_Directions for this task:_ Go through the data below and copy it exactly, skipping every picture.

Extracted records

-*-

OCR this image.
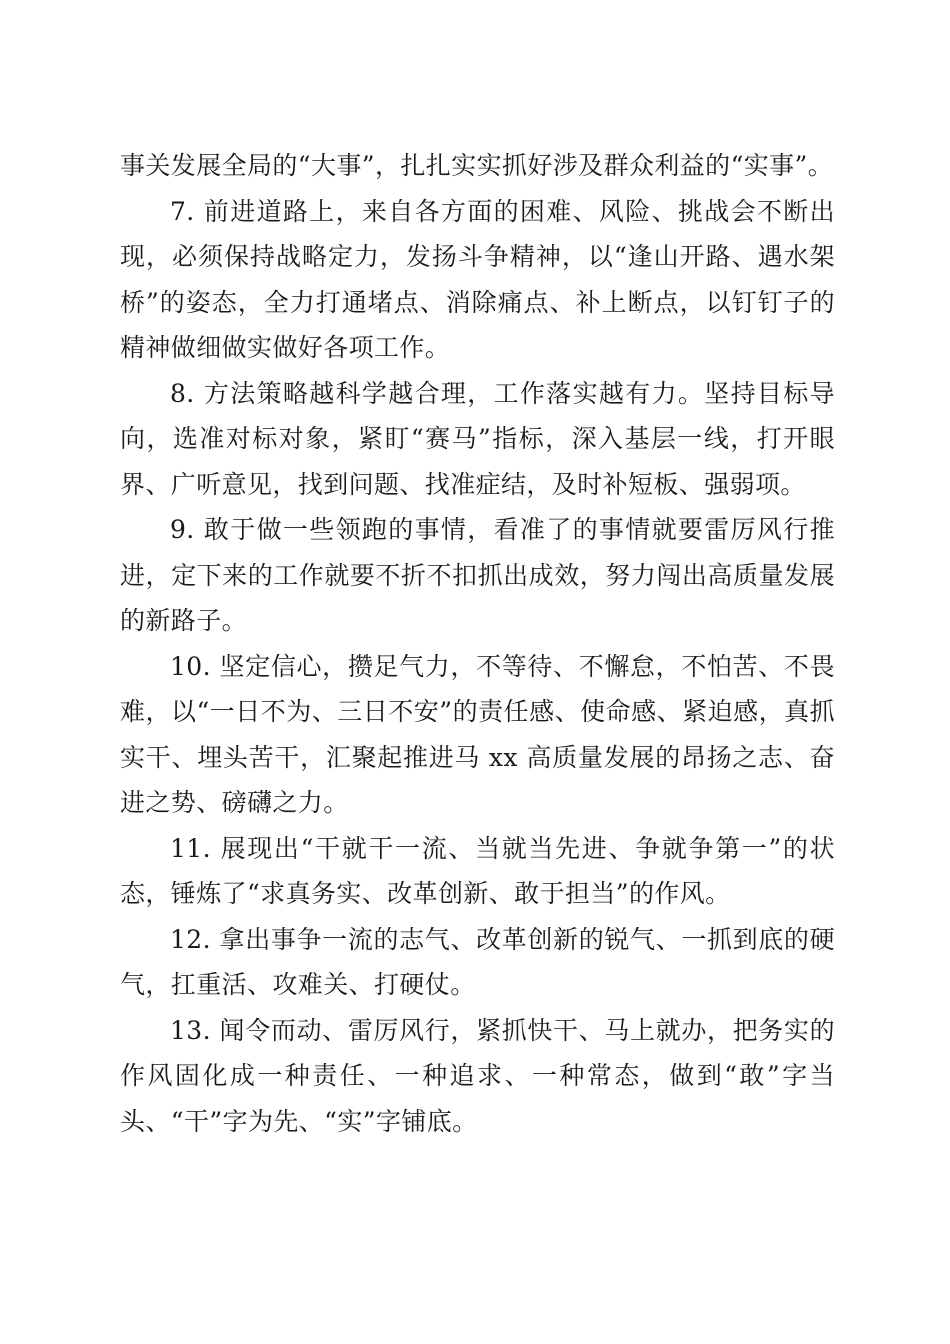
事关发展全局的“大事”，扎扎实实抓好涉及群众利益的“实事”。

7. 前进道路上，来自各方面的困难、风险、挑战会不断出现，必须保持战略定力，发扬斗争精神，以“逢山开路、遇水架桥”的姿态，全力打通堵点、消除痛点、补上断点，以钉钉子的精神做细做实做好各项工作。

8. 方法策略越科学越合理，工作落实越有力。坚持目标导向，选准对标对象，紧盯“赛马”指标，深入基层一线，打开眼界、广听意见，找到问题、找准症结，及时补短板、强弱项。

9. 敢于做一些领跑的事情，看准了的事情就要雷厉风行推进，定下来的工作就要不折不扣抓出成效，努力闯出高质量发展的新路子。

10. 坚定信心，攒足气力，不等待、不懈怠，不怕苦、不畏难，以“一日不为、三日不安”的责任感、使命感、紧迫感，真抓实干、埋头苦干，汇聚起推进马 xx 高质量发展的昂扬之志、奋进之势、磅礴之力。

11. 展现出“干就干一流、当就当先进、争就争第一”的状态，锤炼了“求真务实、改革创新、敢于担当”的作风。

12. 拿出事争一流的志气、改革创新的锐气、一抓到底的硬气，扛重活、攻难关、打硬仗。

13. 闻令而动、雷厉风行，紧抓快干、马上就办，把务实的作风固化成一种责任、一种追求、一种常态，做到“敢”字当头、“干”字为先、“实”字铺底。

-*-

_Answer to the task:_
OCR this image.
事关发展全局的“大事”，扎扎实实抓好涉及群众利益的“实事”。

7. 前进道路上，来自各方面的困难、风险、挑战会不断出现，必须保持战略定力，发扬斗争精神，以“逢山开路、遇水架桥”的姿态，全力打通堵点、消除痛点、补上断点，以钉钉子的精神做细做实做好各项工作。

8. 方法策略越科学越合理，工作落实越有力。坚持目标导向，选准对标对象，紧盯“赛马”指标，深入基层一线，打开眼界、广听意见，找到问题、找准症结，及时补短板、强弱项。

9. 敢于做一些领跑的事情，看准了的事情就要雷厉风行推进，定下来的工作就要不折不扣抓出成效，努力闯出高质量发展的新路子。

10. 坚定信心，攒足气力，不等待、不懈怠，不怕苦、不畏难，以“一日不为、三日不安”的责任感、使命感、紧迫感，真抓实干、埋头苦干，汇聚起推进马 xx 高质量发展的昂扬之志、奋进之势、磅礴之力。

11. 展现出“干就干一流、当就当先进、争就争第一”的状态，锤炼了“求真务实、改革创新、敢于担当”的作风。

12. 拿出事争一流的志气、改革创新的锐气、一抓到底的硬气，扛重活、攻难关、打硬仗。

13. 闻令而动、雷厉风行，紧抓快干、马上就办，把务实的作风固化成一种责任、一种追求、一种常态，做到“敢”字当头、“干”字为先、“实”字铺底。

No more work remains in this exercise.